[DATASET ROWS]:
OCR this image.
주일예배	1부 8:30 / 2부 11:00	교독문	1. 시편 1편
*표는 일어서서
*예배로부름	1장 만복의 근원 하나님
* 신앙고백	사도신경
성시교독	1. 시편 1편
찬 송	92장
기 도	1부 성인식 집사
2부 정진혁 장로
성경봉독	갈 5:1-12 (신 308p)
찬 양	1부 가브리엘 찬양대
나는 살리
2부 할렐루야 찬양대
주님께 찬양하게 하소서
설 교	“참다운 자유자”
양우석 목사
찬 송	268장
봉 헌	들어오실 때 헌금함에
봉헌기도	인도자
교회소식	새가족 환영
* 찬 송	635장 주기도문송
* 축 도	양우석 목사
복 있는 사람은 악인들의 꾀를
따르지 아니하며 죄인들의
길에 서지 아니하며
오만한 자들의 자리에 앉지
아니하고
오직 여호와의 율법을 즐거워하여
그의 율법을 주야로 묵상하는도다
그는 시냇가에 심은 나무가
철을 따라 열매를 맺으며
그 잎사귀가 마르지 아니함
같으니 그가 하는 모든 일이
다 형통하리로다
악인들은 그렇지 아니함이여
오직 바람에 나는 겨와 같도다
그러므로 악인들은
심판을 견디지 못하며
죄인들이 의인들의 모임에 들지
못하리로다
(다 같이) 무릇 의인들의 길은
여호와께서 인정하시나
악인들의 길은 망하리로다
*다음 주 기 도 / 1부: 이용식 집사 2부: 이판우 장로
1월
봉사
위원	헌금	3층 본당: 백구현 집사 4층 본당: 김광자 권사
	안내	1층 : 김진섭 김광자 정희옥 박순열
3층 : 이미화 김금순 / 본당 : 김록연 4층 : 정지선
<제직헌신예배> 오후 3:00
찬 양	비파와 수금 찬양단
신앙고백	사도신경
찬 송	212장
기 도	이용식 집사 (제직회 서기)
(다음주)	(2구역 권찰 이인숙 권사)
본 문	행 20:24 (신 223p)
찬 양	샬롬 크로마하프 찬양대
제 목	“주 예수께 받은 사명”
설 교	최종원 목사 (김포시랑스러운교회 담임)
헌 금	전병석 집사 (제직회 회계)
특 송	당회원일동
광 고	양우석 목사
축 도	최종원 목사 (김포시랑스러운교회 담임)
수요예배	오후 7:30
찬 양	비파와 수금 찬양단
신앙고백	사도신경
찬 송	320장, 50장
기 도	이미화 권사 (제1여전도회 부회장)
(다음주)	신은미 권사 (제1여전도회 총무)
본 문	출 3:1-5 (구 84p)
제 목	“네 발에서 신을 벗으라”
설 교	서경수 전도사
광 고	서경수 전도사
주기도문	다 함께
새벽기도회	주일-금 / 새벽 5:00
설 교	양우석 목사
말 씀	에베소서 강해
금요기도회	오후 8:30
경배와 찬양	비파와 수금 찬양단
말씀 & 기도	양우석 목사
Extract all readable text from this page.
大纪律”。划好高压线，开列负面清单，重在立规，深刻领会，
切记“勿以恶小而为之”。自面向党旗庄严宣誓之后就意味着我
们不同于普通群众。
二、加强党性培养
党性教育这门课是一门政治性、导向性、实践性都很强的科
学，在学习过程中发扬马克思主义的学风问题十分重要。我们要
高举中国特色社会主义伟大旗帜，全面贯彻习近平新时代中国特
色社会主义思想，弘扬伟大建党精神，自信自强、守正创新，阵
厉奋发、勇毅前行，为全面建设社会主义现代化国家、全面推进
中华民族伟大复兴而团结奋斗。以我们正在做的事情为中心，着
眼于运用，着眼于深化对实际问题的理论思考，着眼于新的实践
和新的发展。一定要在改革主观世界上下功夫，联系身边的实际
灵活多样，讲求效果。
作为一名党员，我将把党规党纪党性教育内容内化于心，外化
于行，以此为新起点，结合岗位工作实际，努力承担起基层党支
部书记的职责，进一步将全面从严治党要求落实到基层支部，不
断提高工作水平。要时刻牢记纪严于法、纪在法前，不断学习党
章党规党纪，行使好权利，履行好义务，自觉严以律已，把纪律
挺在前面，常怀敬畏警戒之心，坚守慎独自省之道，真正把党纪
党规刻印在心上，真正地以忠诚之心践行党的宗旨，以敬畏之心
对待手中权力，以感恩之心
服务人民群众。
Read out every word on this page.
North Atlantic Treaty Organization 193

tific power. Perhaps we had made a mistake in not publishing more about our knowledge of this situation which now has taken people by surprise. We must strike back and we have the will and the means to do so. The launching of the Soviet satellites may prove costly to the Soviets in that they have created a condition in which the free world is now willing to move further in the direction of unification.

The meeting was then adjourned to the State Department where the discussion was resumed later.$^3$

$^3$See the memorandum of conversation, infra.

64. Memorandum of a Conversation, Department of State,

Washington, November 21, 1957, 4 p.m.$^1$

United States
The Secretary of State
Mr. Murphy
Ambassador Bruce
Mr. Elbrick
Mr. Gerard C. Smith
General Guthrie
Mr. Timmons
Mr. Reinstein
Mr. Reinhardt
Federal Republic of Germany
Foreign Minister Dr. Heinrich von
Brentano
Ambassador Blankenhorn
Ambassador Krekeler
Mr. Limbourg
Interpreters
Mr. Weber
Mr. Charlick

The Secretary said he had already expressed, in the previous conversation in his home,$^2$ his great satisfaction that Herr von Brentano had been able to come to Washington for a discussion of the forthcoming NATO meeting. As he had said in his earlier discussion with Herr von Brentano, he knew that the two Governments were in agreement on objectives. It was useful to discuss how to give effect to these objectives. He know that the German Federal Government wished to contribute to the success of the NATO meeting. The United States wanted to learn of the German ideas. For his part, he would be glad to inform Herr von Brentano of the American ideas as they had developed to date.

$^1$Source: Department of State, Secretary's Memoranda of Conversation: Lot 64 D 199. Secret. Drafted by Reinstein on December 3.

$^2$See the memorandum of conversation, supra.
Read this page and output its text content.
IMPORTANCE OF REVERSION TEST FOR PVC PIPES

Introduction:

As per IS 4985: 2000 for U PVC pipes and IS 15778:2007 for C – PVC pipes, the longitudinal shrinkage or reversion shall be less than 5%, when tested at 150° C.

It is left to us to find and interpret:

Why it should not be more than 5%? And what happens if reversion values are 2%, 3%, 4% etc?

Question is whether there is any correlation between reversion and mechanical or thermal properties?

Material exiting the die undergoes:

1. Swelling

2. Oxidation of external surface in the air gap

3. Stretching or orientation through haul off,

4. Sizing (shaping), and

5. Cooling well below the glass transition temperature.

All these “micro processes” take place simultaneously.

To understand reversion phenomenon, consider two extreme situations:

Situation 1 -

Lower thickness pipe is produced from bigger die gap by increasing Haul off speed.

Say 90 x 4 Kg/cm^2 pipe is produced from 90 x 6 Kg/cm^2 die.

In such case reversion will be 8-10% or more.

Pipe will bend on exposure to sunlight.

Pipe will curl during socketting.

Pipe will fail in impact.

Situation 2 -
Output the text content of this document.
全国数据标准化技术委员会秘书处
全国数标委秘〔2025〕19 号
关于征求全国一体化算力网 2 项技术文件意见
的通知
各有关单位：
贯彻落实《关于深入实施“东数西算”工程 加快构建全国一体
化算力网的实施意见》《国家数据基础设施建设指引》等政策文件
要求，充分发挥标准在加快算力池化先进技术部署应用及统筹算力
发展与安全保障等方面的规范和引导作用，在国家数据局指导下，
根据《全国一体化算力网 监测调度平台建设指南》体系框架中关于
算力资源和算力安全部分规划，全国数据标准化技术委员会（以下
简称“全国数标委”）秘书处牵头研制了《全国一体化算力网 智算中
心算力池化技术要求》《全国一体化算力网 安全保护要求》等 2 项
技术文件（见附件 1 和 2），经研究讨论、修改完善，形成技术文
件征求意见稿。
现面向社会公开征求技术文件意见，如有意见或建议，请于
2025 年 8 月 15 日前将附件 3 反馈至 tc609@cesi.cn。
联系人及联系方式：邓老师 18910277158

[YOUR TASK]: Repeat the records above exactly, leaving none out.

[FULL RESPONSE]:
OCR this image.
주일예배	1부 8:30 / 2부 11:00	교독문	1. 시편 1편
*표는 일어서서
*예배로부름	1장 만복의 근원 하나님
* 신앙고백	사도신경
성시교독	1. 시편 1편
찬 송	92장
기 도	1부 성인식 집사
2부 정진혁 장로
성경봉독	갈 5:1-12 (신 308p)
찬 양	1부 가브리엘 찬양대
나는 살리
2부 할렐루야 찬양대
주님께 찬양하게 하소서
설 교	“참다운 자유자”
양우석 목사
찬 송	268장
봉 헌	들어오실 때 헌금함에
봉헌기도	인도자
교회소식	새가족 환영
* 찬 송	635장 주기도문송
* 축 도	양우석 목사
복 있는 사람은 악인들의 꾀를
따르지 아니하며 죄인들의
길에 서지 아니하며
오만한 자들의 자리에 앉지
아니하고
오직 여호와의 율법을 즐거워하여
그의 율법을 주야로 묵상하는도다
그는 시냇가에 심은 나무가
철을 따라 열매를 맺으며
그 잎사귀가 마르지 아니함
같으니 그가 하는 모든 일이
다 형통하리로다
악인들은 그렇지 아니함이여
오직 바람에 나는 겨와 같도다
그러므로 악인들은
심판을 견디지 못하며
죄인들이 의인들의 모임에 들지
못하리로다
(다 같이) 무릇 의인들의 길은
여호와께서 인정하시나
악인들의 길은 망하리로다
*다음 주 기 도 / 1부: 이용식 집사 2부: 이판우 장로
1월
봉사
위원	헌금	3층 본당: 백구현 집사 4층 본당: 김광자 권사
	안내	1층 : 김진섭 김광자 정희옥 박순열
3층 : 이미화 김금순 / 본당 : 김록연 4층 : 정지선
<제직헌신예배> 오후 3:00
찬 양	비파와 수금 찬양단
신앙고백	사도신경
찬 송	212장
기 도	이용식 집사 (제직회 서기)
(다음주)	(2구역 권찰 이인숙 권사)
본 문	행 20:24 (신 223p)
찬 양	샬롬 크로마하프 찬양대
제 목	“주 예수께 받은 사명”
설 교	최종원 목사 (김포시랑스러운교회 담임)
헌 금	전병석 집사 (제직회 회계)
특 송	당회원일동
광 고	양우석 목사
축 도	최종원 목사 (김포시랑스러운교회 담임)
수요예배	오후 7:30
찬 양	비파와 수금 찬양단
신앙고백	사도신경
찬 송	320장, 50장
기 도	이미화 권사 (제1여전도회 부회장)
(다음주)	신은미 권사 (제1여전도회 총무)
본 문	출 3:1-5 (구 84p)
제 목	“네 발에서 신을 벗으라”
설 교	서경수 전도사
광 고	서경수 전도사
주기도문	다 함께
새벽기도회	주일-금 / 새벽 5:00
설 교	양우석 목사
말 씀	에베소서 강해
금요기도회	오후 8:30
경배와 찬양	비파와 수금 찬양단
말씀 & 기도	양우석 목사
Extract all readable text from this page.
大纪律”。划好高压线，开列负面清单，重在立规，深刻领会，
切记“勿以恶小而为之”。自面向党旗庄严宣誓之后就意味着我
们不同于普通群众。
二、加强党性培养
党性教育这门课是一门政治性、导向性、实践性都很强的科
学，在学习过程中发扬马克思主义的学风问题十分重要。我们要
高举中国特色社会主义伟大旗帜，全面贯彻习近平新时代中国特
色社会主义思想，弘扬伟大建党精神，自信自强、守正创新，阵
厉奋发、勇毅前行，为全面建设社会主义现代化国家、全面推进
中华民族伟大复兴而团结奋斗。以我们正在做的事情为中心，着
眼于运用，着眼于深化对实际问题的理论思考，着眼于新的实践
和新的发展。一定要在改革主观世界上下功夫，联系身边的实际
灵活多样，讲求效果。
作为一名党员，我将把党规党纪党性教育内容内化于心，外化
于行，以此为新起点，结合岗位工作实际，努力承担起基层党支
部书记的职责，进一步将全面从严治党要求落实到基层支部，不
断提高工作水平。要时刻牢记纪严于法、纪在法前，不断学习党
章党规党纪，行使好权利，履行好义务，自觉严以律已，把纪律
挺在前面，常怀敬畏警戒之心，坚守慎独自省之道，真正把党纪
党规刻印在心上，真正地以忠诚之心践行党的宗旨，以敬畏之心
对待手中权力，以感恩之心
服务人民群众。
Read out every word on this page.
North Atlantic Treaty Organization 193

tific power. Perhaps we had made a mistake in not publishing more about our knowledge of this situation which now has taken people by surprise. We must strike back and we have the will and the means to do so. The launching of the Soviet satellites may prove costly to the Soviets in that they have created a condition in which the free world is now willing to move further in the direction of unification.

The meeting was then adjourned to the State Department where the discussion was resumed later.$^3$

$^3$See the memorandum of conversation, infra.

64. Memorandum of a Conversation, Department of State,

Washington, November 21, 1957, 4 p.m.$^1$

United States
The Secretary of State
Mr. Murphy
Ambassador Bruce
Mr. Elbrick
Mr. Gerard C. Smith
General Guthrie
Mr. Timmons
Mr. Reinstein
Mr. Reinhardt
Federal Republic of Germany
Foreign Minister Dr. Heinrich von
Brentano
Ambassador Blankenhorn
Ambassador Krekeler
Mr. Limbourg
Interpreters
Mr. Weber
Mr. Charlick

The Secretary said he had already expressed, in the previous conversation in his home,$^2$ his great satisfaction that Herr von Brentano had been able to come to Washington for a discussion of the forthcoming NATO meeting. As he had said in his earlier discussion with Herr von Brentano, he knew that the two Governments were in agreement on objectives. It was useful to discuss how to give effect to these objectives. He know that the German Federal Government wished to contribute to the success of the NATO meeting. The United States wanted to learn of the German ideas. For his part, he would be glad to inform Herr von Brentano of the American ideas as they had developed to date.

$^1$Source: Department of State, Secretary's Memoranda of Conversation: Lot 64 D 199. Secret. Drafted by Reinstein on December 3.

$^2$See the memorandum of conversation, supra.
Read this page and output its text content.
IMPORTANCE OF REVERSION TEST FOR PVC PIPES

Introduction:

As per IS 4985: 2000 for U PVC pipes and IS 15778:2007 for C – PVC pipes, the longitudinal shrinkage or reversion shall be less than 5%, when tested at 150° C.

It is left to us to find and interpret:

Why it should not be more than 5%? And what happens if reversion values are 2%, 3%, 4% etc?

Question is whether there is any correlation between reversion and mechanical or thermal properties?

Material exiting the die undergoes:

1. Swelling

2. Oxidation of external surface in the air gap

3. Stretching or orientation through haul off,

4. Sizing (shaping), and

5. Cooling well below the glass transition temperature.

All these “micro processes” take place simultaneously.

To understand reversion phenomenon, consider two extreme situations:

Situation 1 -

Lower thickness pipe is produced from bigger die gap by increasing Haul off speed.

Say 90 x 4 Kg/cm^2 pipe is produced from 90 x 6 Kg/cm^2 die.

In such case reversion will be 8-10% or more.

Pipe will bend on exposure to sunlight.

Pipe will curl during socketting.

Pipe will fail in impact.

Situation 2 -
Output the text content of this document.
全国数据标准化技术委员会秘书处
全国数标委秘〔2025〕19 号
关于征求全国一体化算力网 2 项技术文件意见
的通知
各有关单位：
贯彻落实《关于深入实施“东数西算”工程 加快构建全国一体
化算力网的实施意见》《国家数据基础设施建设指引》等政策文件
要求，充分发挥标准在加快算力池化先进技术部署应用及统筹算力
发展与安全保障等方面的规范和引导作用，在国家数据局指导下，
根据《全国一体化算力网 监测调度平台建设指南》体系框架中关于
算力资源和算力安全部分规划，全国数据标准化技术委员会（以下
简称“全国数标委”）秘书处牵头研制了《全国一体化算力网 智算中
心算力池化技术要求》《全国一体化算力网 安全保护要求》等 2 项
技术文件（见附件 1 和 2），经研究讨论、修改完善，形成技术文
件征求意见稿。
现面向社会公开征求技术文件意见，如有意见或建议，请于
2025 年 8 月 15 日前将附件 3 反馈至 tc609@cesi.cn。
联系人及联系方式：邓老师 18910277158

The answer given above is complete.